Start of EXERCISE MATERIALS
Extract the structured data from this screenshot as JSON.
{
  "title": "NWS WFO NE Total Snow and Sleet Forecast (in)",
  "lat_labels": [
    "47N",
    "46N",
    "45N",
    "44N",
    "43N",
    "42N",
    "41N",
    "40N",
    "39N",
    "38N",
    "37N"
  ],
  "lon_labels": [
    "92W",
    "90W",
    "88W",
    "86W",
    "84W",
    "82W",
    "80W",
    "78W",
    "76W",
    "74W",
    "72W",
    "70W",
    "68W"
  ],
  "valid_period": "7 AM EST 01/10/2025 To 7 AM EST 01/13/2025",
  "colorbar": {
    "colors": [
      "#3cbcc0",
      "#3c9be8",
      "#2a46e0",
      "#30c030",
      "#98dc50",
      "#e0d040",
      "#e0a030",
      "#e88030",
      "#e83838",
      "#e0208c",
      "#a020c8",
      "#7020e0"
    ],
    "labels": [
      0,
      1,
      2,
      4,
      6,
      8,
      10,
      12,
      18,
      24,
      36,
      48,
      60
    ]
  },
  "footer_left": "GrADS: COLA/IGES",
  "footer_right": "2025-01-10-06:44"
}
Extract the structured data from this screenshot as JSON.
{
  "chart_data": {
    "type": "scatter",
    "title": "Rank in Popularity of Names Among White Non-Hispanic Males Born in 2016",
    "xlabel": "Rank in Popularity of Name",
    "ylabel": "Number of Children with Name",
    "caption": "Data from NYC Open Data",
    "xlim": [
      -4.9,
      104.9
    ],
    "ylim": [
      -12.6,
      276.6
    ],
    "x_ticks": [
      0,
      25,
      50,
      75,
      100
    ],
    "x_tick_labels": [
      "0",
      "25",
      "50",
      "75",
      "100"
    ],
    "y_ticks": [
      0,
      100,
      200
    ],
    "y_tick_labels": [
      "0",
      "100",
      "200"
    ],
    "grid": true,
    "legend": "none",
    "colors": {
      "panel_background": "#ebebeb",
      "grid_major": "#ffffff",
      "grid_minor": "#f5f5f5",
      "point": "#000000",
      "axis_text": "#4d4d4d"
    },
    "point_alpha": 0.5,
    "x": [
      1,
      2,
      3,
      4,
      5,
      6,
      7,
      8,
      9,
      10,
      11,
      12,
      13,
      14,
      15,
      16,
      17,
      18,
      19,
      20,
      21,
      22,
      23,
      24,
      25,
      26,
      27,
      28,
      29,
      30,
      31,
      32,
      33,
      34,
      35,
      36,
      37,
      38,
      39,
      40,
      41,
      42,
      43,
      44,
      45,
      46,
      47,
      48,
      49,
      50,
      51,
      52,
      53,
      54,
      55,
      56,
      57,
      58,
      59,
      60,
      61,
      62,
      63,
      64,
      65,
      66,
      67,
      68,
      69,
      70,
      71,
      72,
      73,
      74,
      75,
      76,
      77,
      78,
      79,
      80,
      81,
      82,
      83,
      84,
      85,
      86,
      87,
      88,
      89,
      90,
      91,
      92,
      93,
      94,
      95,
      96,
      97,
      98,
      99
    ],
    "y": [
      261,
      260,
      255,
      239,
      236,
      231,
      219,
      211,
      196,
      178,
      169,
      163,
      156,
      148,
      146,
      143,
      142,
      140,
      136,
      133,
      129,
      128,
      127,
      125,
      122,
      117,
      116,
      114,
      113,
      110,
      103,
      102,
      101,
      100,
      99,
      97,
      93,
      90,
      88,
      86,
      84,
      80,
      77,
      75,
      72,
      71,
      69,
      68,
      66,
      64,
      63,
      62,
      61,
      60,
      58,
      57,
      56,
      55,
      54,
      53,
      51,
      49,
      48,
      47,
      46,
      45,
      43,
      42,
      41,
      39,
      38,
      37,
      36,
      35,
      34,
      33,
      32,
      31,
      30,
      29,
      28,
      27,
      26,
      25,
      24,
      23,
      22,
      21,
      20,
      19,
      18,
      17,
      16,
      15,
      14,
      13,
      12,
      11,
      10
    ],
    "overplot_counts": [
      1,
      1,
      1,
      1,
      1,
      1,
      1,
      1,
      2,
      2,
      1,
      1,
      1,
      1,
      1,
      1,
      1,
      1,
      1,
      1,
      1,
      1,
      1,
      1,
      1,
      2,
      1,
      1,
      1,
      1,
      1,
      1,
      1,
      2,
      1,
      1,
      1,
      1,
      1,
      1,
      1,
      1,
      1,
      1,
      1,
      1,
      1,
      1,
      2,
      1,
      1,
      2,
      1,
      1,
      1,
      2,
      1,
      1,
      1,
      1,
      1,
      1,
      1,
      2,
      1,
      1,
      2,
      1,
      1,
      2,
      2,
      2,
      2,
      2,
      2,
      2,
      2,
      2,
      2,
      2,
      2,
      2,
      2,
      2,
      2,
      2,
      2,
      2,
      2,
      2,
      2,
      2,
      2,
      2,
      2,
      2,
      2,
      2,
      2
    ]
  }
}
End of EXERCISE MATERIALS
WORK REQUIRED –
Extract the full listing above without alteration.

RIGHT ANSWER –
Extract the structured data from this screenshot as JSON.
{
  "title": "NWS WFO NE Total Snow and Sleet Forecast (in)",
  "lat_labels": [
    "47N",
    "46N",
    "45N",
    "44N",
    "43N",
    "42N",
    "41N",
    "40N",
    "39N",
    "38N",
    "37N"
  ],
  "lon_labels": [
    "92W",
    "90W",
    "88W",
    "86W",
    "84W",
    "82W",
    "80W",
    "78W",
    "76W",
    "74W",
    "72W",
    "70W",
    "68W"
  ],
  "valid_period": "7 AM EST 01/10/2025 To 7 AM EST 01/13/2025",
  "colorbar": {
    "colors": [
      "#3cbcc0",
      "#3c9be8",
      "#2a46e0",
      "#30c030",
      "#98dc50",
      "#e0d040",
      "#e0a030",
      "#e88030",
      "#e83838",
      "#e0208c",
      "#a020c8",
      "#7020e0"
    ],
    "labels": [
      0,
      1,
      2,
      4,
      6,
      8,
      10,
      12,
      18,
      24,
      36,
      48,
      60
    ]
  },
  "footer_left": "GrADS: COLA/IGES",
  "footer_right": "2025-01-10-06:44"
}
Extract the structured data from this screenshot as JSON.
{
  "chart_data": {
    "type": "scatter",
    "title": "Rank in Popularity of Names Among White Non-Hispanic Males Born in 2016",
    "xlabel": "Rank in Popularity of Name",
    "ylabel": "Number of Children with Name",
    "caption": "Data from NYC Open Data",
    "xlim": [
      -4.9,
      104.9
    ],
    "ylim": [
      -12.6,
      276.6
    ],
    "x_ticks": [
      0,
      25,
      50,
      75,
      100
    ],
    "x_tick_labels": [
      "0",
      "25",
      "50",
      "75",
      "100"
    ],
    "y_ticks": [
      0,
      100,
      200
    ],
    "y_tick_labels": [
      "0",
      "100",
      "200"
    ],
    "grid": true,
    "legend": "none",
    "colors": {
      "panel_background": "#ebebeb",
      "grid_major": "#ffffff",
      "grid_minor": "#f5f5f5",
      "point": "#000000",
      "axis_text": "#4d4d4d"
    },
    "point_alpha": 0.5,
    "x": [
      1,
      2,
      3,
      4,
      5,
      6,
      7,
      8,
      9,
      10,
      11,
      12,
      13,
      14,
      15,
      16,
      17,
      18,
      19,
      20,
      21,
      22,
      23,
      24,
      25,
      26,
      27,
      28,
      29,
      30,
      31,
      32,
      33,
      34,
      35,
      36,
      37,
      38,
      39,
      40,
      41,
      42,
      43,
      44,
      45,
      46,
      47,
      48,
      49,
      50,
      51,
      52,
      53,
      54,
      55,
      56,
      57,
      58,
      59,
      60,
      61,
      62,
      63,
      64,
      65,
      66,
      67,
      68,
      69,
      70,
      71,
      72,
      73,
      74,
      75,
      76,
      77,
      78,
      79,
      80,
      81,
      82,
      83,
      84,
      85,
      86,
      87,
      88,
      89,
      90,
      91,
      92,
      93,
      94,
      95,
      96,
      97,
      98,
      99
    ],
    "y": [
      261,
      260,
      255,
      239,
      236,
      231,
      219,
      211,
      196,
      178,
      169,
      163,
      156,
      148,
      146,
      143,
      142,
      140,
      136,
      133,
      129,
      128,
      127,
      125,
      122,
      117,
      116,
      114,
      113,
      110,
      103,
      102,
      101,
      100,
      99,
      97,
      93,
      90,
      88,
      86,
      84,
      80,
      77,
      75,
      72,
      71,
      69,
      68,
      66,
      64,
      63,
      62,
      61,
      60,
      58,
      57,
      56,
      55,
      54,
      53,
      51,
      49,
      48,
      47,
      46,
      45,
      43,
      42,
      41,
      39,
      38,
      37,
      36,
      35,
      34,
      33,
      32,
      31,
      30,
      29,
      28,
      27,
      26,
      25,
      24,
      23,
      22,
      21,
      20,
      19,
      18,
      17,
      16,
      15,
      14,
      13,
      12,
      11,
      10
    ],
    "overplot_counts": [
      1,
      1,
      1,
      1,
      1,
      1,
      1,
      1,
      2,
      2,
      1,
      1,
      1,
      1,
      1,
      1,
      1,
      1,
      1,
      1,
      1,
      1,
      1,
      1,
      1,
      2,
      1,
      1,
      1,
      1,
      1,
      1,
      1,
      2,
      1,
      1,
      1,
      1,
      1,
      1,
      1,
      1,
      1,
      1,
      1,
      1,
      1,
      1,
      2,
      1,
      1,
      2,
      1,
      1,
      1,
      2,
      1,
      1,
      1,
      1,
      1,
      1,
      1,
      2,
      1,
      1,
      2,
      1,
      1,
      2,
      2,
      2,
      2,
      2,
      2,
      2,
      2,
      2,
      2,
      2,
      2,
      2,
      2,
      2,
      2,
      2,
      2,
      2,
      2,
      2,
      2,
      2,
      2,
      2,
      2,
      2,
      2,
      2,
      2
    ]
  }
}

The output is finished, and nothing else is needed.